Passage -
=======

To build a stronger parent- child bond, Dr Rajini suggests five family resolutions you can adopt:

1: Go out and play!

This is a great way to kill two birds with one stone – you can spend quality time with your family while doing healthy outdoor activities such as hiking, cycling, or exploring natural places.

This ties in neatly with the recommendation to be more physically active. You can opt for daily 10-minute morning or evening family walks around your residential area, or mid-week walks in the park, followed by weekend family sports sessions (volleyball, badminton). Later, you can slot in monthly picnics or day trips to nature attractions such as waterfalls, lakes and forest reserves.

2: Have a weekly game night!

“Playing games together is a great way to have fun as a family. It also aids in the development of your child’s communication and problem solving skills,” she says.

Playing together is a great family tradition to instil as it allows you to connect with each other. Some of the games you can consider include classic board games (like Snakes and Ladders, Scrabble, Monopoly), card games (e.g. Bridge, Memory games, Uno, Stacko/Jenga, charades) and even traditional games like congkak.

3: Let’s volunteer!

Find a local community charity that everyone can participate in. Some examples include soup kitchens (e.g. Kechara, Kembara, PERTIWI), Generasi Gemilang, animal shelters (e.g. PAWS, SPCA), wildlife conservation efforts (e.g. WWF), or even school or community recycling programmes/events.

“Volunteering can have a profound impact on your children and help them understand how others live, a skill that can build their sense of empathy. Volunteering is a great shared activity for families, besides the added benefit of making new friends. Giving, compassion and commitment are qualities kids learn by example. Your child will also find more chances to practise and develop her social skills,” advises Dr Rajini.

Volunteering as a family helps you spend lots of quality time together working side by side, working or solving problems as a team, and gives you the chance to do something to address social or community issues (e.g. assisting the poor, helping helpless animals, etc). It brings the problems that may be remote or abstract and turns them into something real that your child can see and experience for herself. All of this will give her the chance to discover how giving can be fulfilling.

4: Let’s acknowledge and appreciate each other!

Both are crucial aspects for a successful relationship with another person. It is an innate human need, and doing so with your child will create a more positive and encouraging family environment for her. If this is not something that you currently practice, then doing so will take a conscious effort.

Turning this into a family resolution means everyone in the family will become more mindful of each other and not slip into the habit of taking each other for granted, which could lead to arguments, frustration and resentment.

=======

Set task 1 - Reproduce verbatim the rows from the line with "- svg-text:64: 64: [291, 128, 307, 144]" up to and including the line with "- svg-text:CConv: CConv: [200, 88, 233, 100]".
The text and the rows come from unrelated sources.

=======

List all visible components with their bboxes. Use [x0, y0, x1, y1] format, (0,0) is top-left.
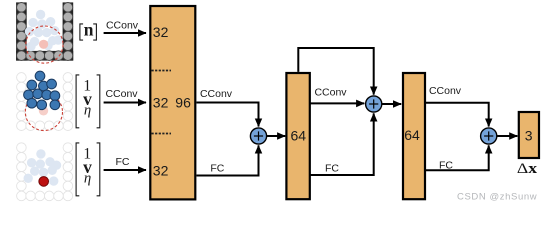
- svg-text:64: 64: [291, 128, 307, 144]
- wire sum1 to bar2: [267, 135, 286, 137]
- svg-text:CConv: CConv: [105, 88, 138, 100]
- svg-text:FC: FC: [116, 156, 130, 168]
- wire CConv bar2 to sum2: [311, 102, 365, 104]
- svg-text:Δx: Δx: [517, 160, 538, 177]
- wire skip bar2 top to sum2: [298, 48, 373, 95]
- sum node 1: [250, 128, 266, 144]
- label vector [1 v eta] (2): [76, 75, 100, 128]
- wire FC bar3 to sum3: [426, 145, 489, 170]
- svg-text:CConv: CConv: [200, 88, 233, 100]
- svg-text:η: η: [84, 171, 91, 187]
- input image 1: boundary particles container: [16, 2, 73, 63]
- output box 3: [519, 112, 539, 158]
- svg-text:FC: FC: [325, 162, 339, 174]
- svg-text:32: 32: [153, 24, 169, 40]
- svg-text:32: 32: [153, 162, 169, 178]
- wire CConv bar1 to sum1: [197, 103, 259, 127]
- sum node 2: [366, 96, 382, 112]
- svg-text:CConv: CConv: [429, 85, 462, 97]
- wire FC bar1 to sum1: [197, 145, 259, 175]
- svg-text:64: 64: [404, 127, 420, 143]
- label [n]: [80, 20, 97, 41]
- feature bar 64 (second): [403, 73, 425, 199]
- svg-text:CConv: CConv: [106, 19, 139, 31]
- svg-text:CConv: CConv: [314, 87, 347, 99]
- svg-text:η: η: [84, 103, 91, 119]
- svg-text:CSDN @zhSunw: CSDN @zhSunw: [457, 192, 537, 203]
- input image 3: single particle: [17, 143, 73, 201]
- svg-text:3: 3: [525, 128, 533, 144]
- svg-text:FC: FC: [210, 162, 224, 174]
- feature bar 64 (first): [286, 73, 309, 199]
- svg-text:96: 96: [175, 94, 191, 110]
- label vector [1 v eta] (3): [76, 143, 100, 196]
- input image 2: fluid particles: [17, 71, 73, 130]
- svg-text:32: 32: [153, 94, 169, 110]
- wire CConv bar3 to sum3: [426, 103, 489, 127]
- wire FC bar2 to sum2: [311, 113, 374, 175]
- svg-text:n: n: [84, 20, 94, 40]
- wire sum2 to bar3: [382, 103, 402, 105]
- feature bar 32/32/32 (96): [150, 6, 195, 199]
- wire sum3 to output box: [497, 135, 518, 137]
- sum node 3: [481, 128, 497, 144]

=======

Set task 2 - Write the next part of the passage on family resolutions for a stronger parent-child bond, picking up after its final sentence.

Task output 1 -
- svg-text:64: 64: [291, 128, 307, 144]
- wire sum1 to bar2: [267, 135, 286, 137]
- svg-text:CConv: CConv: [105, 88, 138, 100]
- svg-text:FC: FC: [116, 156, 130, 168]
- wire CConv bar2 to sum2: [311, 102, 365, 104]
- svg-text:Δx: Δx: [517, 160, 538, 177]
- wire skip bar2 top to sum2: [298, 48, 373, 95]
- sum node 1: [250, 128, 266, 144]
- label vector [1 v eta] (2): [76, 75, 100, 128]
- wire FC bar3 to sum3: [426, 145, 489, 170]
- svg-text:CConv: CConv: [200, 88, 233, 100]

Task output 2 -
“As parents, we must be more observant of what our child does and be more proactive in providing her with positive acknowledgement for her actions, emotions, or feelings and to appreciate her efforts, even if she is doing something that she is supposed to. Doing so shows her that you are aware of what she’s doing, and goes a long way toward validating her existence. Even a simple ‘Thank you’ can go a long way toward making her feel appreciated,” she advises.

5: Practice digital restraint!

How common it is today to see families out together for dinner but engrossed in their phones instead of each other! If you are guilty of this, then it’s perhaps time to consciously make a commitment to ditch this habit.

“Set aside specific gadget-free times and areas and adhere to this strictly. For instance, there should be no gadgets on the table during family mealtimes or during family outings such as family picnics. Remember, it is the quality time spent interacting as a family which fosters better communication. This will ultimately strengthen the family bond, and that is what we want,” stresses Dr Rajini.

Ideas for better family health

Good nutrition is crucial as it is the foundation for good overall health. To achieve this, take a close look at the eating habits of the family. As parents, your own eating habits will greatly influence your child’s eating habits, so it’s vitally important to observe whether your (and by extension, your family’s) eating habits are healthy or not.

According to President of the Nutrition Society of Malaysia Dr Tee E Siong: “Follow the concept of BMV, or balance, moderation and variety to practice healthy eating habits. There are several guides you can use to achieve healthy eating practices, such as the Malaysian Food Pyramid and the Malaysian Healthy Plate. These practical guides will be able to assist you in making healthier choices and in adopting healthy eating habits.”

To get your family on its way to better eating habits, Dr Tee suggests five family resolutions you can adopt:

1: Have family meals together!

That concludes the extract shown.